◆ **GOAL**
Type out the complete listing below word for word, without its pictures.

◆ **RECORDS PROVIDED**
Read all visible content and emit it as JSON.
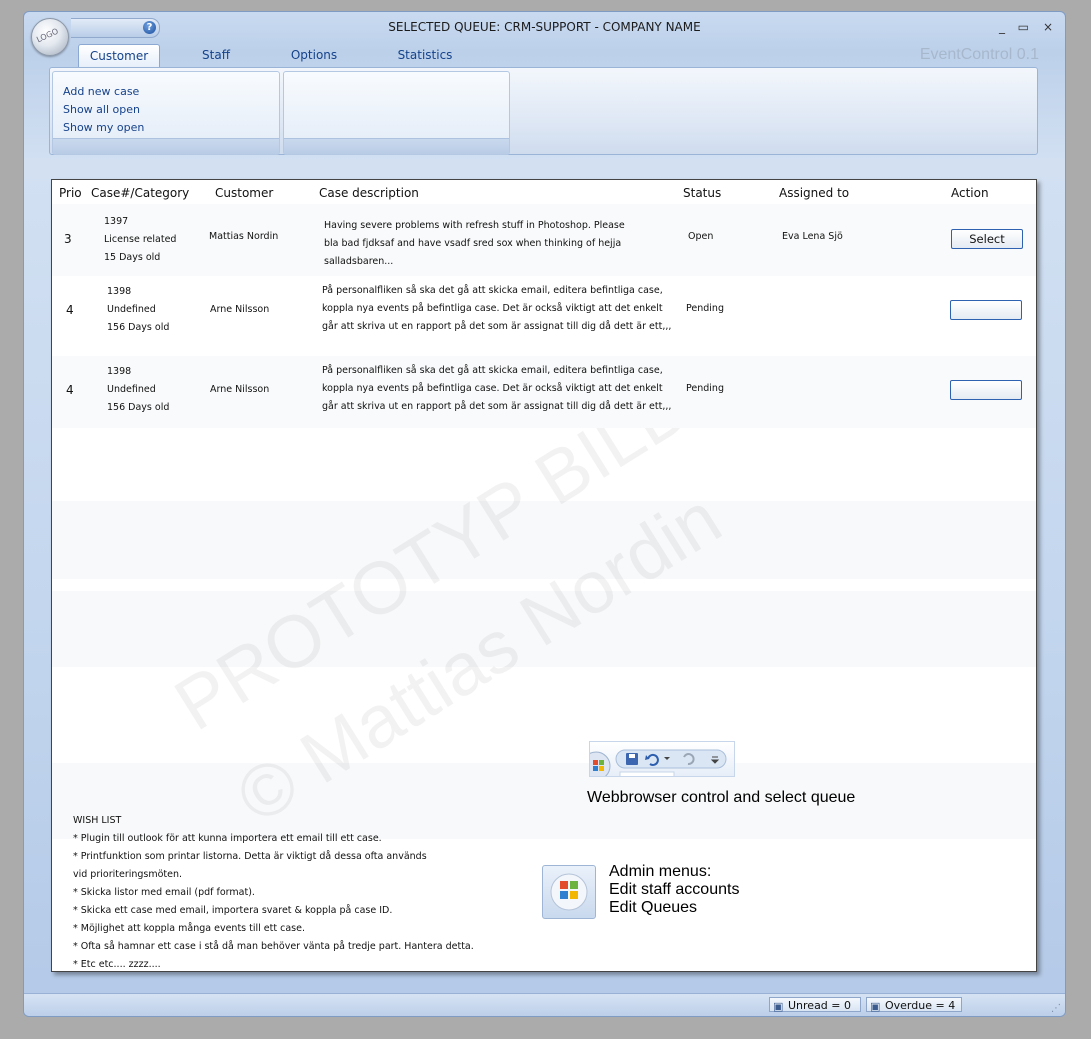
{
  "window": {
    "title": "SELECTED QUEUE:  CRM-SUPPORT - COMPANY NAME",
    "logo_text": "LOGO",
    "brand": "EventControl 0.1",
    "controls": [
      "_",
      "▭",
      "×"
    ]
  },
  "tabs": [
    {
      "label": "Customer",
      "active": true
    },
    {
      "label": "Staff",
      "active": false
    },
    {
      "label": "Options",
      "active": false
    },
    {
      "label": "Statistics",
      "active": false
    }
  ],
  "ribbon": {
    "customer_links": [
      "Add new case",
      "Show all open",
      "Show my open"
    ]
  },
  "table": {
    "headers": [
      "Prio",
      "Case#/Category",
      "Customer",
      "Case description",
      "Status",
      "Assigned to",
      "Action"
    ],
    "rows": [
      {
        "prio": "3",
        "case_no": "1397",
        "category": "License related",
        "age": "15 Days old",
        "customer": "Mattias Nordin",
        "desc": [
          "Having severe problems with refresh stuff in Photoshop. Please",
          "bla bad fjdksaf and have vsadf sred sox when thinking of hejja",
          "salladsbaren..."
        ],
        "status": "Open",
        "assigned": "Eva Lena Sjö",
        "action": "Select"
      },
      {
        "prio": "4",
        "case_no": "1398",
        "category": "Undefined",
        "age": "156 Days old",
        "customer": "Arne Nilsson",
        "desc": [
          "På personalfliken så ska det gå att skicka email, editera befintliga case,",
          "koppla nya events på befintliga case. Det är också viktigt att det enkelt",
          "går att skriva ut en rapport på det som är assignat till dig då dett är ett,,,"
        ],
        "status": "Pending",
        "assigned": "",
        "action": ""
      },
      {
        "prio": "4",
        "case_no": "1398",
        "category": "Undefined",
        "age": "156 Days old",
        "customer": "Arne Nilsson",
        "desc": [
          "På personalfliken så ska det gå att skicka email, editera befintliga case,",
          "koppla nya events på befintliga case. Det är också viktigt att det enkelt",
          "går att skriva ut en rapport på det som är assignat till dig då dett är ett,,,"
        ],
        "status": "Pending",
        "assigned": "",
        "action": ""
      }
    ]
  },
  "watermark": {
    "line1": "PROTOTYP BILD",
    "line2": "© Mattias Nordin"
  },
  "wishlist": {
    "title": "WISH LIST",
    "items": [
      "* Plugin till outlook för att kunna importera ett email till ett case.",
      "* Printfunktion som printar listorna. Detta är viktigt då dessa ofta används",
      "vid prioriteringsmöten.",
      "* Skicka listor med email (pdf format).",
      "* Skicka ett case med email, importera svaret & koppla på case ID.",
      "* Möjlighet att koppla många events till ett case.",
      "* Ofta så hamnar ett case i stå då man behöver vänta på tredje part. Hantera detta.",
      "* Etc etc.... zzzz...."
    ]
  },
  "notes": {
    "webbrowser": "Webbrowser control and select queue",
    "admin_lines": [
      "Admin menus:",
      "Edit staff accounts",
      "Edit Queues"
    ]
  },
  "statusbar": {
    "unread": "Unread = 0",
    "overdue": "Overdue = 4"
  }
}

◆ **EXPECTED ANSWER**
Read all visible content and emit it as JSON.
{
  "window": {
    "title": "SELECTED QUEUE:  CRM-SUPPORT - COMPANY NAME",
    "logo_text": "LOGO",
    "brand": "EventControl 0.1",
    "controls": [
      "_",
      "▭",
      "×"
    ]
  },
  "tabs": [
    {
      "label": "Customer",
      "active": true
    },
    {
      "label": "Staff",
      "active": false
    },
    {
      "label": "Options",
      "active": false
    },
    {
      "label": "Statistics",
      "active": false
    }
  ],
  "ribbon": {
    "customer_links": [
      "Add new case",
      "Show all open",
      "Show my open"
    ]
  },
  "table": {
    "headers": [
      "Prio",
      "Case#/Category",
      "Customer",
      "Case description",
      "Status",
      "Assigned to",
      "Action"
    ],
    "rows": [
      {
        "prio": "3",
        "case_no": "1397",
        "category": "License related",
        "age": "15 Days old",
        "customer": "Mattias Nordin",
        "desc": [
          "Having severe problems with refresh stuff in Photoshop. Please",
          "bla bad fjdksaf and have vsadf sred sox when thinking of hejja",
          "salladsbaren..."
        ],
        "status": "Open",
        "assigned": "Eva Lena Sjö",
        "action": "Select"
      },
      {
        "prio": "4",
        "case_no": "1398",
        "category": "Undefined",
        "age": "156 Days old",
        "customer": "Arne Nilsson",
        "desc": [
          "På personalfliken så ska det gå att skicka email, editera befintliga case,",
          "koppla nya events på befintliga case. Det är också viktigt att det enkelt",
          "går att skriva ut en rapport på det som är assignat till dig då dett är ett,,,"
        ],
        "status": "Pending",
        "assigned": "",
        "action": ""
      },
      {
        "prio": "4",
        "case_no": "1398",
        "category": "Undefined",
        "age": "156 Days old",
        "customer": "Arne Nilsson",
        "desc": [
          "På personalfliken så ska det gå att skicka email, editera befintliga case,",
          "koppla nya events på befintliga case. Det är också viktigt att det enkelt",
          "går att skriva ut en rapport på det som är assignat till dig då dett är ett,,,"
        ],
        "status": "Pending",
        "assigned": "",
        "action": ""
      }
    ]
  },
  "watermark": {
    "line1": "PROTOTYP BILD",
    "line2": "© Mattias Nordin"
  },
  "wishlist": {
    "title": "WISH LIST",
    "items": [
      "* Plugin till outlook för att kunna importera ett email till ett case.",
      "* Printfunktion som printar listorna. Detta är viktigt då dessa ofta används",
      "vid prioriteringsmöten.",
      "* Skicka listor med email (pdf format).",
      "* Skicka ett case med email, importera svaret & koppla på case ID.",
      "* Möjlighet att koppla många events till ett case.",
      "* Ofta så hamnar ett case i stå då man behöver vänta på tredje part. Hantera detta.",
      "* Etc etc.... zzzz...."
    ]
  },
  "notes": {
    "webbrowser": "Webbrowser control and select queue",
    "admin_lines": [
      "Admin menus:",
      "Edit staff accounts",
      "Edit Queues"
    ]
  },
  "statusbar": {
    "unread": "Unread = 0",
    "overdue": "Overdue = 4"
  }
}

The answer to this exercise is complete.